=== Task description ===
All of the material below is to be retyped exactly.
═══ Material shown
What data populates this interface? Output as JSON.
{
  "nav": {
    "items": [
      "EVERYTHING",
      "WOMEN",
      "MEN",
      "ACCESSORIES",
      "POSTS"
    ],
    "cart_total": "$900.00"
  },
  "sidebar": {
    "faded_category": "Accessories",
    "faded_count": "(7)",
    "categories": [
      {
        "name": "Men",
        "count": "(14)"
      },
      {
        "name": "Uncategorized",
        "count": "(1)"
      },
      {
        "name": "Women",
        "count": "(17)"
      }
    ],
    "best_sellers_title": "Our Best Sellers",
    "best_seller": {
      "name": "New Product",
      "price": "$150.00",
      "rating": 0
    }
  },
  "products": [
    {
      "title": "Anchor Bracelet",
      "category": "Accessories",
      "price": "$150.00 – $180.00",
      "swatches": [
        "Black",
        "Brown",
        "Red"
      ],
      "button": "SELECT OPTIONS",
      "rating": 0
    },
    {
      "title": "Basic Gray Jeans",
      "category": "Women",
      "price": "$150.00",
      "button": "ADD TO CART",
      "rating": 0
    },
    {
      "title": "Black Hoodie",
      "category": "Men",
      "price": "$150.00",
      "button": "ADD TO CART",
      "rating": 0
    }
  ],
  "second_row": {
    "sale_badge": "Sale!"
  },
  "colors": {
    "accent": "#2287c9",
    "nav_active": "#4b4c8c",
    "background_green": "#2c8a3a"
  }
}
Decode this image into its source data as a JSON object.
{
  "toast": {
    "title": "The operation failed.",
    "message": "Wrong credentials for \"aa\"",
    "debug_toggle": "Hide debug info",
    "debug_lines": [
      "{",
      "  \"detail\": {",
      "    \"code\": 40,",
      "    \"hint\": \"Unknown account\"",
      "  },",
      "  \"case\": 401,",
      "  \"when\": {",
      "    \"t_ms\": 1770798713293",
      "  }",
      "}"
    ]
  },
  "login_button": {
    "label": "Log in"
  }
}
══════
=== Solution for this problem ===
What data populates this interface? Output as JSON.
{
  "nav": {
    "items": [
      "EVERYTHING",
      "WOMEN",
      "MEN",
      "ACCESSORIES",
      "POSTS"
    ],
    "cart_total": "$900.00"
  },
  "sidebar": {
    "faded_category": "Accessories",
    "faded_count": "(7)",
    "categories": [
      {
        "name": "Men",
        "count": "(14)"
      },
      {
        "name": "Uncategorized",
        "count": "(1)"
      },
      {
        "name": "Women",
        "count": "(17)"
      }
    ],
    "best_sellers_title": "Our Best Sellers",
    "best_seller": {
      "name": "New Product",
      "price": "$150.00",
      "rating": 0
    }
  },
  "products": [
    {
      "title": "Anchor Bracelet",
      "category": "Accessories",
      "price": "$150.00 – $180.00",
      "swatches": [
        "Black",
        "Brown",
        "Red"
      ],
      "button": "SELECT OPTIONS",
      "rating": 0
    },
    {
      "title": "Basic Gray Jeans",
      "category": "Women",
      "price": "$150.00",
      "button": "ADD TO CART",
      "rating": 0
    },
    {
      "title": "Black Hoodie",
      "category": "Men",
      "price": "$150.00",
      "button": "ADD TO CART",
      "rating": 0
    }
  ],
  "second_row": {
    "sale_badge": "Sale!"
  },
  "colors": {
    "accent": "#2287c9",
    "nav_active": "#4b4c8c",
    "background_green": "#2c8a3a"
  }
}
Decode this image into its source data as a JSON object.
{
  "toast": {
    "title": "The operation failed.",
    "message": "Wrong credentials for \"aa\"",
    "debug_toggle": "Hide debug info",
    "debug_lines": [
      "{",
      "  \"detail\": {",
      "    \"code\": 40,",
      "    \"hint\": \"Unknown account\"",
      "  },",
      "  \"case\": 401,",
      "  \"when\": {",
      "    \"t_ms\": 1770798713293",
      "  }",
      "}"
    ]
  },
  "login_button": {
    "label": "Log in"
  }
}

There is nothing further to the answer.